<<<<

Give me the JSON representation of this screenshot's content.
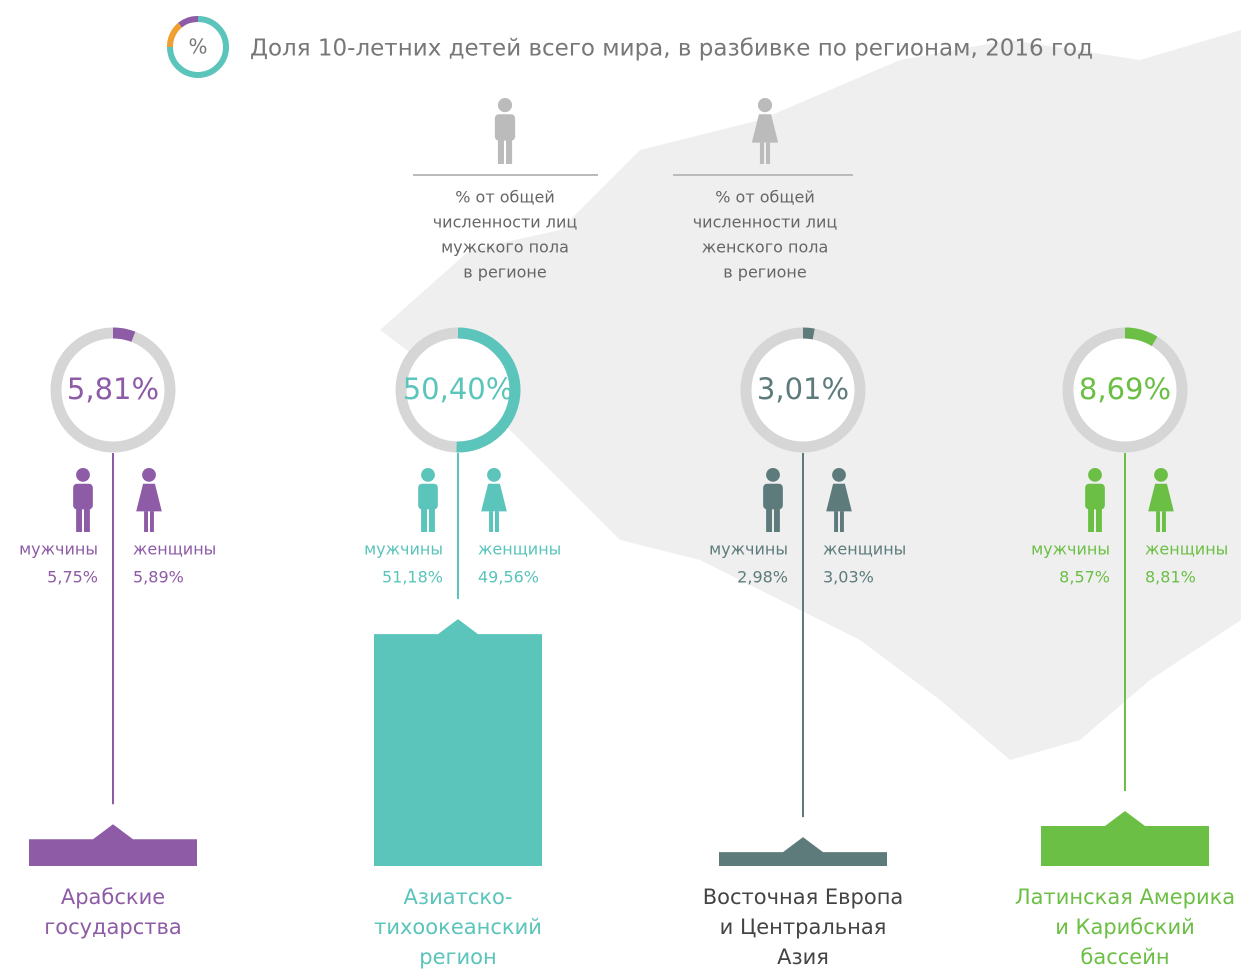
{
  "chart_data": {
    "type": "infographic",
    "icon_label": "%",
    "title": "Доля 10-летних детей всего мира, в разбивке по регионам, 2016 год",
    "legend": {
      "male_lines": [
        "% от общей",
        "численности лиц",
        "мужского пола",
        "в регионе"
      ],
      "female_lines": [
        "% от общей",
        "численности лиц",
        "женского пола",
        "в регионе"
      ]
    },
    "male_label": "мужчины",
    "female_label": "женщины",
    "categories": [
      [
        "Арабские",
        "государства"
      ],
      [
        "Азиатско-",
        "тихоокеанский",
        "регион"
      ],
      [
        "Восточная Европа",
        "и Центральная",
        "Азия"
      ],
      [
        "Латинская Америка",
        "и Карибский",
        "бассейн"
      ]
    ],
    "colors": [
      "#8e5ba6",
      "#5bc4bb",
      "#5e7b7b",
      "#6cbf45"
    ],
    "values": [
      5.81,
      50.4,
      3.01,
      8.69
    ],
    "value_labels": [
      "5,81%",
      "50,40%",
      "3,01%",
      "8,69%"
    ],
    "male_value_labels": [
      "5,75%",
      "51,18%",
      "2,98%",
      "8,57%"
    ],
    "female_value_labels": [
      "5,89%",
      "49,56%",
      "3,03%",
      "8,81%"
    ]
  }
}
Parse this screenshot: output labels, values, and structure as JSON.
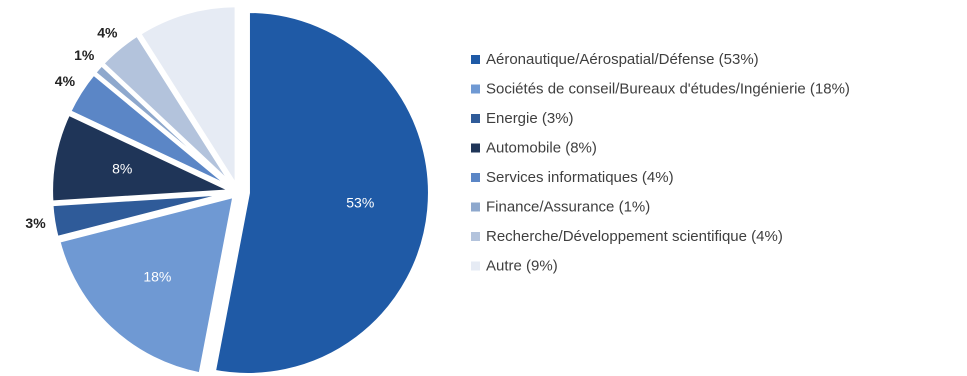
{
  "chart_data": {
    "type": "pie",
    "title": "",
    "series": [
      {
        "name": "Aéronautique/Aérospatial/Défense (53%)",
        "label": "53%",
        "value": 53,
        "color": "#1f5aa6"
      },
      {
        "name": "Sociétés de conseil/Bureaux d'études/Ingénierie (18%)",
        "label": "18%",
        "value": 18,
        "color": "#6f99d3"
      },
      {
        "name": "Energie (3%)",
        "label": "3%",
        "value": 3,
        "color": "#2f5b99"
      },
      {
        "name": "Automobile (8%)",
        "label": "8%",
        "value": 8,
        "color": "#1f3558"
      },
      {
        "name": "Services informatiques (4%)",
        "label": "4%",
        "value": 4,
        "color": "#5b86c6"
      },
      {
        "name": "Finance/Assurance (1%)",
        "label": "1%",
        "value": 1,
        "color": "#8ea8cd"
      },
      {
        "name": "Recherche/Développement scientifique (4%)",
        "label": "4%",
        "value": 4,
        "color": "#b3c3dc"
      },
      {
        "name": "Autre (9%)",
        "label": "9%",
        "value": 9,
        "color": "#e6ebf4"
      }
    ],
    "legend_position": "right"
  }
}
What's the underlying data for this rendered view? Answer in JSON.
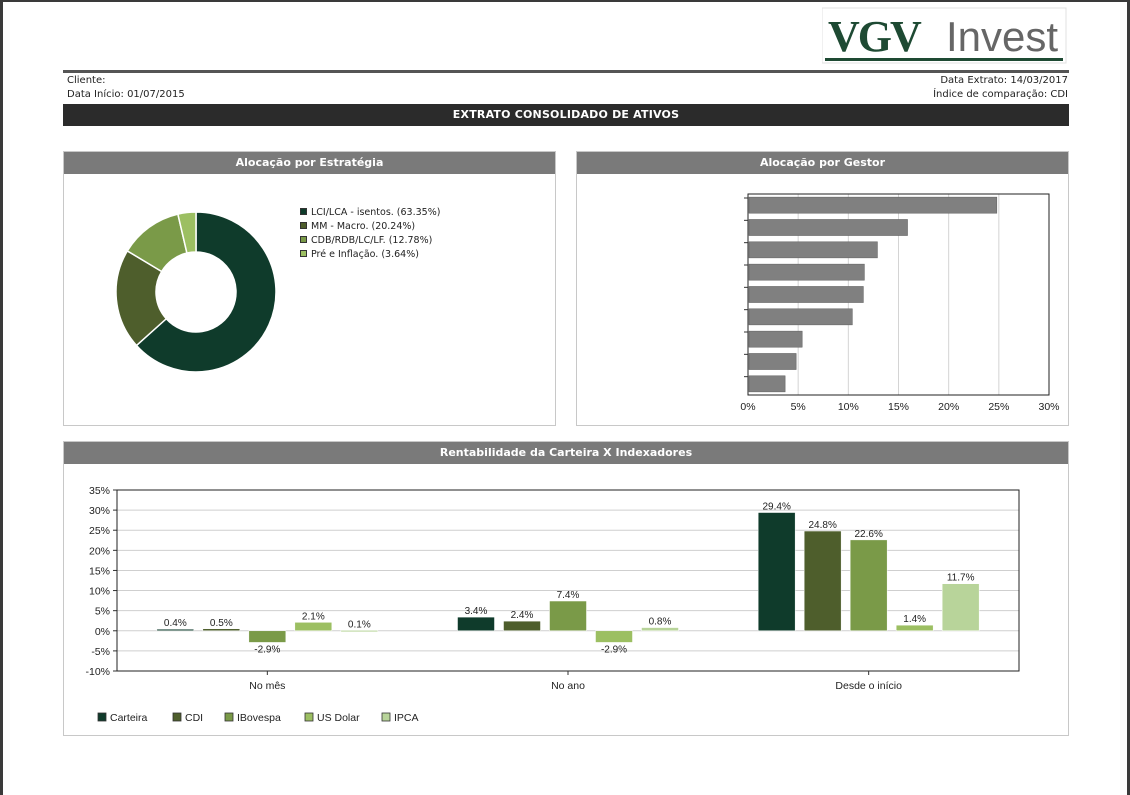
{
  "logo": {
    "brand": "VGV",
    "suffix": "Invest"
  },
  "header": {
    "client_label": "Cliente:",
    "start_date": "Data Início: 01/07/2015",
    "statement_date": "Data Extrato: 14/03/2017",
    "benchmark": "Índice de comparação: CDI"
  },
  "report_title": "EXTRATO CONSOLIDADO DE ATIVOS",
  "colors": {
    "dark_green": "#0f3b2b",
    "olive": "#4e5e2c",
    "mid_green": "#7a9a48",
    "light_green": "#9cbf62",
    "pale_green": "#b8d49a",
    "bar_gray": "#808080",
    "panel_header": "#7a7a7a"
  },
  "strategy_panel": {
    "title": "Alocação por Estratégia",
    "chart_data": {
      "type": "pie",
      "donut": true,
      "slices": [
        {
          "label": "LCI/LCA - isentos. (63.35%)",
          "value": 63.35,
          "color": "#0f3b2b"
        },
        {
          "label": "MM - Macro. (20.24%)",
          "value": 20.24,
          "color": "#4e5e2c"
        },
        {
          "label": "CDB/RDB/LC/LF. (12.78%)",
          "value": 12.78,
          "color": "#7a9a48"
        },
        {
          "label": "Pré e Inflação. (3.64%)",
          "value": 3.64,
          "color": "#9cbf62"
        }
      ]
    }
  },
  "manager_panel": {
    "title": "Alocação por Gestor",
    "chart_data": {
      "type": "bar",
      "orientation": "horizontal",
      "values": [
        24.8,
        15.9,
        12.9,
        11.6,
        11.5,
        10.4,
        5.4,
        4.8,
        3.7
      ],
      "xlim": [
        0,
        30
      ],
      "x_ticks": [
        "0%",
        "5%",
        "10%",
        "15%",
        "20%",
        "25%",
        "30%"
      ],
      "grid": true
    }
  },
  "returns_panel": {
    "title": "Rentabilidade da Carteira X Indexadores",
    "chart_data": {
      "type": "bar",
      "categories": [
        "No mês",
        "No ano",
        "Desde o início"
      ],
      "ylim": [
        -10,
        35
      ],
      "y_ticks": [
        "35%",
        "30%",
        "25%",
        "20%",
        "15%",
        "10%",
        "5%",
        "0%",
        "-5%",
        "-10%"
      ],
      "grid": true,
      "legend_position": "bottom-left",
      "series": [
        {
          "name": "Carteira",
          "values": [
            0.4,
            3.4,
            29.4
          ],
          "labels": [
            "0.4%",
            "3.4%",
            "29.4%"
          ],
          "color": "#0f3b2b"
        },
        {
          "name": "CDI",
          "values": [
            0.5,
            2.4,
            24.8
          ],
          "labels": [
            "0.5%",
            "2.4%",
            "24.8%"
          ],
          "color": "#4e5e2c"
        },
        {
          "name": "IBovespa",
          "values": [
            -2.9,
            7.4,
            22.6
          ],
          "labels": [
            "-2.9%",
            "7.4%",
            "22.6%"
          ],
          "color": "#7a9a48"
        },
        {
          "name": "US Dolar",
          "values": [
            2.1,
            -2.9,
            1.4
          ],
          "labels": [
            "2.1%",
            "-2.9%",
            "1.4%"
          ],
          "color": "#9cbf62"
        },
        {
          "name": "IPCA",
          "values": [
            0.1,
            0.8,
            11.7
          ],
          "labels": [
            "0.1%",
            "0.8%",
            "11.7%"
          ],
          "color": "#b8d49a"
        }
      ]
    }
  }
}
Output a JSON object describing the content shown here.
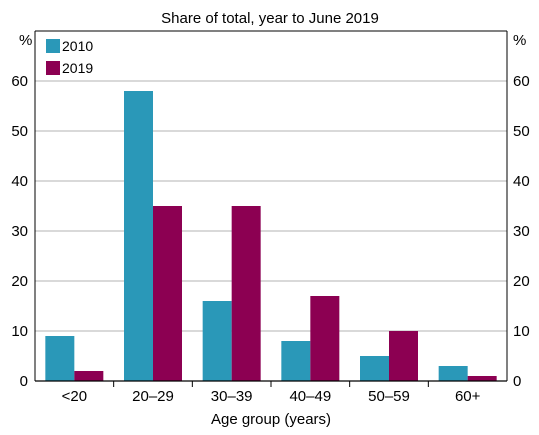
{
  "chart_data": {
    "type": "bar",
    "title": "",
    "subtitle": "Share of total, year to June 2019",
    "xlabel": "Age group (years)",
    "ylabel": "%",
    "ylabel_right": "%",
    "categories": [
      "<20",
      "20–29",
      "30–39",
      "40–49",
      "50–59",
      "60+"
    ],
    "series": [
      {
        "name": "2010",
        "color": "#2a98b8",
        "values": [
          9,
          58,
          16,
          8,
          5,
          3
        ]
      },
      {
        "name": "2019",
        "color": "#8c0052",
        "values": [
          2,
          35,
          35,
          17,
          10,
          1
        ]
      }
    ],
    "ylim": [
      0,
      70
    ],
    "yticks": [
      0,
      10,
      20,
      30,
      40,
      50,
      60
    ],
    "grid": true,
    "legend_position": "top-left",
    "gridline_color": "#b3b3b3"
  }
}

>>>>

To do
Write out, please, the lines of the listing above from the one with "Output a JSON" through the very last, exactly as given and with no pictures.

Completed task
Output a JSON object describing the content shown here.
{
  "chart_data": {
    "type": "bar",
    "title": "",
    "subtitle": "Share of total, year to June 2019",
    "xlabel": "Age group (years)",
    "ylabel": "%",
    "ylabel_right": "%",
    "categories": [
      "<20",
      "20–29",
      "30–39",
      "40–49",
      "50–59",
      "60+"
    ],
    "series": [
      {
        "name": "2010",
        "color": "#2a98b8",
        "values": [
          9,
          58,
          16,
          8,
          5,
          3
        ]
      },
      {
        "name": "2019",
        "color": "#8c0052",
        "values": [
          2,
          35,
          35,
          17,
          10,
          1
        ]
      }
    ],
    "ylim": [
      0,
      70
    ],
    "yticks": [
      0,
      10,
      20,
      30,
      40,
      50,
      60
    ],
    "grid": true,
    "legend_position": "top-left",
    "gridline_color": "#b3b3b3"
  }
}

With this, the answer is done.